# DIRECTIONS
Find each line in the data below that contains the string "Estatal", treating uppercase and lowercase as different, and copy every such line in full.

# MATERIAL SHOWN

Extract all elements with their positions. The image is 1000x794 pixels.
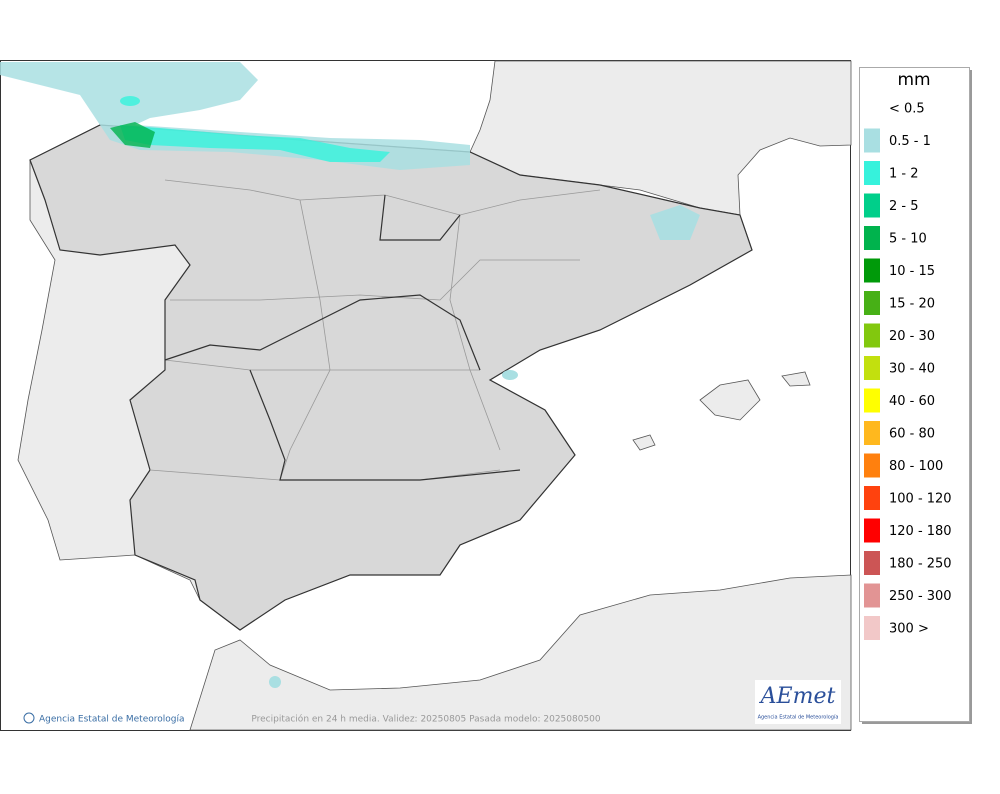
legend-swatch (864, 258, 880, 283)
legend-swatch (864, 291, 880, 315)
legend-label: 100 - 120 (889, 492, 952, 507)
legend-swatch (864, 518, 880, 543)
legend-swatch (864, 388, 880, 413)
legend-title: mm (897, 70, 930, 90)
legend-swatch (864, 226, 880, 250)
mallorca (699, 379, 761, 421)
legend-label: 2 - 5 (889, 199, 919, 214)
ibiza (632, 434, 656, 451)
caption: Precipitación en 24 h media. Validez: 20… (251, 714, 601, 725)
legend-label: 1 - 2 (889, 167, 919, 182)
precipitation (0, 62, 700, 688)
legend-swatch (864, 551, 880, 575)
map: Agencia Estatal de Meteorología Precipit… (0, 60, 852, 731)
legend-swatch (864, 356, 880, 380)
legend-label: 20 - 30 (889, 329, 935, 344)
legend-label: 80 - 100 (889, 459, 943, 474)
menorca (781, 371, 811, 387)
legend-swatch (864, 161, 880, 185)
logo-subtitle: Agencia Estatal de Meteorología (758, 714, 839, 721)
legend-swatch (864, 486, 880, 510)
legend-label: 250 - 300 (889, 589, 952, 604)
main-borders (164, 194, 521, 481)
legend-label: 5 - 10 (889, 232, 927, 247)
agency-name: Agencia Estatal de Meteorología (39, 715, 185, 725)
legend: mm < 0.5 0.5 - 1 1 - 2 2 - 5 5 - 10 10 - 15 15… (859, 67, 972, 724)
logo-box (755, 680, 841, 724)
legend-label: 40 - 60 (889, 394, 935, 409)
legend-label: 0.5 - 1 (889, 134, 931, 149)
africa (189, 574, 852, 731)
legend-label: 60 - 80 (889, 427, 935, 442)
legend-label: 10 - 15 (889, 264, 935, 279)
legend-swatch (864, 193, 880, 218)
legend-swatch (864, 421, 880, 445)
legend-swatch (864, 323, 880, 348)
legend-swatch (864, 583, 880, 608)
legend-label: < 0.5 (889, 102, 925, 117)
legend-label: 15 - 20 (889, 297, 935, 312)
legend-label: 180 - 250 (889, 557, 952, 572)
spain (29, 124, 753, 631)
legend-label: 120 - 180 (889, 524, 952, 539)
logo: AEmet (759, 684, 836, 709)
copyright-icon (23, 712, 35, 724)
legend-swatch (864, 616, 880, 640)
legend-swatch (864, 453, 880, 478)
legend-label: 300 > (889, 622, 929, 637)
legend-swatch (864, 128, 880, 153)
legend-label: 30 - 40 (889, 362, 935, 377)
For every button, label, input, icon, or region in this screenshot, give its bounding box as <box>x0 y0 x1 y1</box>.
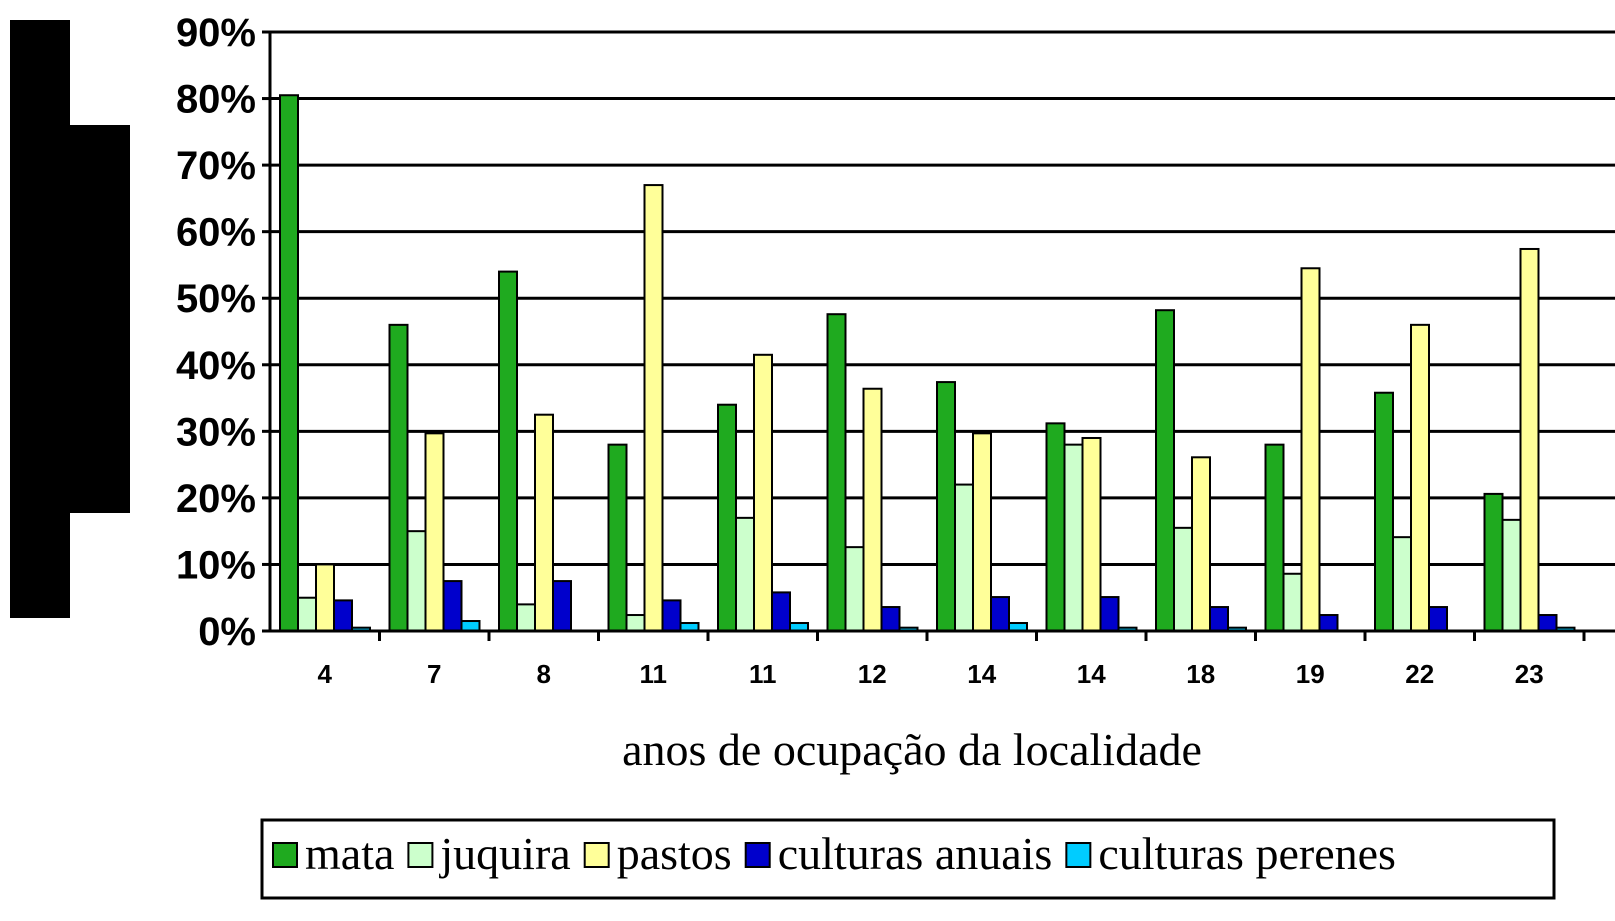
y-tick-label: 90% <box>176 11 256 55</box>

# TASK SOLUTION
map: Agencia Estatal de Meteorología Precipit… (0, 60, 852, 731)
logo-subtitle: Agencia Estatal de Meteorología (758, 714, 839, 721)
agency-name: Agencia Estatal de Meteorología (39, 715, 185, 725)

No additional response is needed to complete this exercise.